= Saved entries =
============

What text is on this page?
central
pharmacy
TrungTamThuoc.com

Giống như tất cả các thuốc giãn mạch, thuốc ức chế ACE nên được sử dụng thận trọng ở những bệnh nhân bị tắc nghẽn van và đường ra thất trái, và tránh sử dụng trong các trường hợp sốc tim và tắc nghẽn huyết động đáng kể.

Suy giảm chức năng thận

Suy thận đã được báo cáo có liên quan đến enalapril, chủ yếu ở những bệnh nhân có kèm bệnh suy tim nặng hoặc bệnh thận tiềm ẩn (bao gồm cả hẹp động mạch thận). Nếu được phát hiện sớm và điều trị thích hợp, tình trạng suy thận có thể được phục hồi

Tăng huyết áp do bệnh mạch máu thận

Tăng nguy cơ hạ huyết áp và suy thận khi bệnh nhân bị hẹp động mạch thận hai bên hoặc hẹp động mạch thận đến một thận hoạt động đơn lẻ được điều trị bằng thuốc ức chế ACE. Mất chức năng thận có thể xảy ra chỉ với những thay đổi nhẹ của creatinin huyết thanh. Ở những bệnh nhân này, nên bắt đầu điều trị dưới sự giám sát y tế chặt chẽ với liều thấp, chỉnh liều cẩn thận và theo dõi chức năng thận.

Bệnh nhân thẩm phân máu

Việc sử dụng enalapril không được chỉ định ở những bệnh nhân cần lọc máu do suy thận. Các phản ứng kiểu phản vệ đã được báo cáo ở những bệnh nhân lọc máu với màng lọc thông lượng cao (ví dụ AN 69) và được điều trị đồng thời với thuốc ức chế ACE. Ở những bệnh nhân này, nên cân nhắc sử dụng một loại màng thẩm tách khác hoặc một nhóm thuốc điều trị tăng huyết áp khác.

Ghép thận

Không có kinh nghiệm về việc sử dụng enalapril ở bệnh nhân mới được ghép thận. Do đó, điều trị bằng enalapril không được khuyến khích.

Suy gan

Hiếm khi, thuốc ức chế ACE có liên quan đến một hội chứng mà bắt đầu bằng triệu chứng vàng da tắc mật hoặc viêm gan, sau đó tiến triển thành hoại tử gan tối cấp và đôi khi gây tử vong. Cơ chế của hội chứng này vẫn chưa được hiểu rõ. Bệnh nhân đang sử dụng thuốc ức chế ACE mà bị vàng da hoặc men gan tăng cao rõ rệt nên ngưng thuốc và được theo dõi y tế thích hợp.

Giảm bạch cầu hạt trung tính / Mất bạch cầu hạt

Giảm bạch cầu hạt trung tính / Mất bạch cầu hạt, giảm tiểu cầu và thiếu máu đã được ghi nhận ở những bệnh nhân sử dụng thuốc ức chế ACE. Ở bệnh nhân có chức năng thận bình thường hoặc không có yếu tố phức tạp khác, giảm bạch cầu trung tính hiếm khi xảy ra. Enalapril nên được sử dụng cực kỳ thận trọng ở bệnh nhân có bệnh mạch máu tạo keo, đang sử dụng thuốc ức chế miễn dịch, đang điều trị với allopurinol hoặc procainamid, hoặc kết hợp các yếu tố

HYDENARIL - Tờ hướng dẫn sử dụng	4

============

= WHAT IS BEING ASKED =
Print every entry exactly as it appears.

= THE RESPONSE =
What text is on this page?
central
pharmacy
TrungTamThuoc.com

Giống như tất cả các thuốc giãn mạch, thuốc ức chế ACE nên được sử dụng thận trọng ở những bệnh nhân bị tắc nghẽn van và đường ra thất trái, và tránh sử dụng trong các trường hợp sốc tim và tắc nghẽn huyết động đáng kể.

Suy giảm chức năng thận

Suy thận đã được báo cáo có liên quan đến enalapril, chủ yếu ở những bệnh nhân có kèm bệnh suy tim nặng hoặc bệnh thận tiềm ẩn (bao gồm cả hẹp động mạch thận). Nếu được phát hiện sớm và điều trị thích hợp, tình trạng suy thận có thể được phục hồi

Tăng huyết áp do bệnh mạch máu thận

Tăng nguy cơ hạ huyết áp và suy thận khi bệnh nhân bị hẹp động mạch thận hai bên hoặc hẹp động mạch thận đến một thận hoạt động đơn lẻ được điều trị bằng thuốc ức chế ACE. Mất chức năng thận có thể xảy ra chỉ với những thay đổi nhẹ của creatinin huyết thanh. Ở những bệnh nhân này, nên bắt đầu điều trị dưới sự giám sát y tế chặt chẽ với liều thấp, chỉnh liều cẩn thận và theo dõi chức năng thận.

Bệnh nhân thẩm phân máu

Việc sử dụng enalapril không được chỉ định ở những bệnh nhân cần lọc máu do suy thận. Các phản ứng kiểu phản vệ đã được báo cáo ở những bệnh nhân lọc máu với màng lọc thông lượng cao (ví dụ AN 69) và được điều trị đồng thời với thuốc ức chế ACE. Ở những bệnh nhân này, nên cân nhắc sử dụng một loại màng thẩm tách khác hoặc một nhóm thuốc điều trị tăng huyết áp khác.

Ghép thận

Không có kinh nghiệm về việc sử dụng enalapril ở bệnh nhân mới được ghép thận. Do đó, điều trị bằng enalapril không được khuyến khích.

Suy gan

Hiếm khi, thuốc ức chế ACE có liên quan đến một hội chứng mà bắt đầu bằng triệu chứng vàng da tắc mật hoặc viêm gan, sau đó tiến triển thành hoại tử gan tối cấp và đôi khi gây tử vong. Cơ chế của hội chứng này vẫn chưa được hiểu rõ. Bệnh nhân đang sử dụng thuốc ức chế ACE mà bị vàng da hoặc men gan tăng cao rõ rệt nên ngưng thuốc và được theo dõi y tế thích hợp.

Giảm bạch cầu hạt trung tính / Mất bạch cầu hạt

Giảm bạch cầu hạt trung tính / Mất bạch cầu hạt, giảm tiểu cầu và thiếu máu đã được ghi nhận ở những bệnh nhân sử dụng thuốc ức chế ACE. Ở bệnh nhân có chức năng thận bình thường hoặc không có yếu tố phức tạp khác, giảm bạch cầu trung tính hiếm khi xảy ra. Enalapril nên được sử dụng cực kỳ thận trọng ở bệnh nhân có bệnh mạch máu tạo keo, đang sử dụng thuốc ức chế miễn dịch, đang điều trị với allopurinol hoặc procainamid, hoặc kết hợp các yếu tố

HYDENARIL - Tờ hướng dẫn sử dụng	4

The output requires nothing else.